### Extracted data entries
----------------

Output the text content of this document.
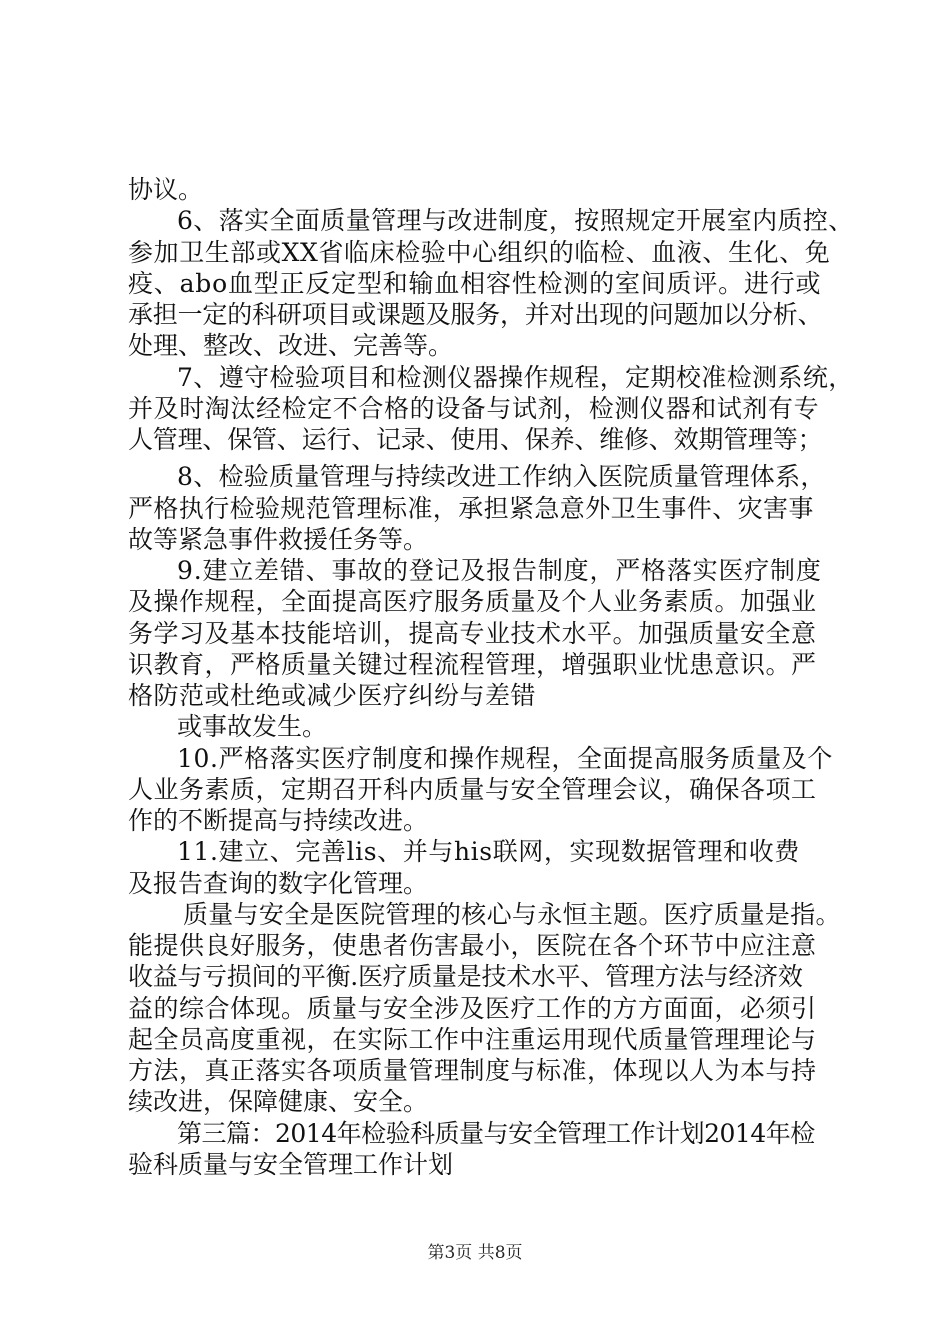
协议。
6、落实全面质量管理与改进制度，按照规定开展室内质控、
参加卫生部或XX省临床检验中心组织的临检、血液、生化、免
疫、abo血型正反定型和输血相容性检测的室间质评。进行或
承担一定的科研项目或课题及服务，并对出现的问题加以分析、
处理、整改、改进、完善等。
7、遵守检验项目和检测仪器操作规程，定期校准检测系统，
并及时淘汰经检定不合格的设备与试剂，检测仪器和试剂有专
人管理、保管、运行、记录、使用、保养、维修、效期管理等；
8、检验质量管理与持续改进工作纳入医院质量管理体系，
严格执行检验规范管理标准，承担紧急意外卫生事件、灾害事
故等紧急事件救援任务等。
9.建立差错、事故的登记及报告制度，严格落实医疗制度
及操作规程，全面提高医疗服务质量及个人业务素质。加强业
务学习及基本技能培训，提高专业技术水平。加强质量安全意
识教育，严格质量关键过程流程管理，增强职业忧患意识。严
格防范或杜绝或减少医疗纠纷与差错
或事故发生。
10.严格落实医疗制度和操作规程，全面提高服务质量及个
人业务素质，定期召开科内质量与安全管理会议，确保各项工
作的不断提高与持续改进。
11.建立、完善lis、并与his联网，实现数据管理和收费
及报告查询的数字化管理。
质量与安全是医院管理的核心与永恒主题。医疗质量是指。
能提供良好服务，使患者伤害最小，医院在各个环节中应注意
收益与亏损间的平衡.医疗质量是技术水平、管理方法与经济效
益的综合体现。质量与安全涉及医疗工作的方方面面，必须引
起全员高度重视，在实际工作中注重运用现代质量管理理论与
方法，真正落实各项质量管理制度与标准，体现以人为本与持
续改进，保障健康、安全。
第三篇：2014年检验科质量与安全管理工作计划2014年检
验科质量与安全管理工作计划
第3页 共8页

----------------

### Aim
Transcribe all of the records above character for character. Exclude the pictures.

### Output for this task
Output the text content of this document.
协议。
6、落实全面质量管理与改进制度，按照规定开展室内质控、
参加卫生部或XX省临床检验中心组织的临检、血液、生化、免
疫、abo血型正反定型和输血相容性检测的室间质评。进行或
承担一定的科研项目或课题及服务，并对出现的问题加以分析、
处理、整改、改进、完善等。
7、遵守检验项目和检测仪器操作规程，定期校准检测系统，
并及时淘汰经检定不合格的设备与试剂，检测仪器和试剂有专
人管理、保管、运行、记录、使用、保养、维修、效期管理等；
8、检验质量管理与持续改进工作纳入医院质量管理体系，
严格执行检验规范管理标准，承担紧急意外卫生事件、灾害事
故等紧急事件救援任务等。
9.建立差错、事故的登记及报告制度，严格落实医疗制度
及操作规程，全面提高医疗服务质量及个人业务素质。加强业
务学习及基本技能培训，提高专业技术水平。加强质量安全意
识教育，严格质量关键过程流程管理，增强职业忧患意识。严
格防范或杜绝或减少医疗纠纷与差错
或事故发生。
10.严格落实医疗制度和操作规程，全面提高服务质量及个
人业务素质，定期召开科内质量与安全管理会议，确保各项工
作的不断提高与持续改进。
11.建立、完善lis、并与his联网，实现数据管理和收费
及报告查询的数字化管理。
质量与安全是医院管理的核心与永恒主题。医疗质量是指。
能提供良好服务，使患者伤害最小，医院在各个环节中应注意
收益与亏损间的平衡.医疗质量是技术水平、管理方法与经济效
益的综合体现。质量与安全涉及医疗工作的方方面面，必须引
起全员高度重视，在实际工作中注重运用现代质量管理理论与
方法，真正落实各项质量管理制度与标准，体现以人为本与持
续改进，保障健康、安全。
第三篇：2014年检验科质量与安全管理工作计划2014年检
验科质量与安全管理工作计划
第3页 共8页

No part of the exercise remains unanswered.